Collected data:
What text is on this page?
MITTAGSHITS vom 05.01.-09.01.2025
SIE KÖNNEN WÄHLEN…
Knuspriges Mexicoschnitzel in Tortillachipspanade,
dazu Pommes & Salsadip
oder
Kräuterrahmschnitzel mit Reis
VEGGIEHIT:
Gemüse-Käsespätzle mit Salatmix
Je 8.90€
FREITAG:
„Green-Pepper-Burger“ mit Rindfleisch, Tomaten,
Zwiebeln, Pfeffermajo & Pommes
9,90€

§ **Objective**
Go through the entries above and count the lines containing the word "Pommes"; give only that count.

§ **Full response**
2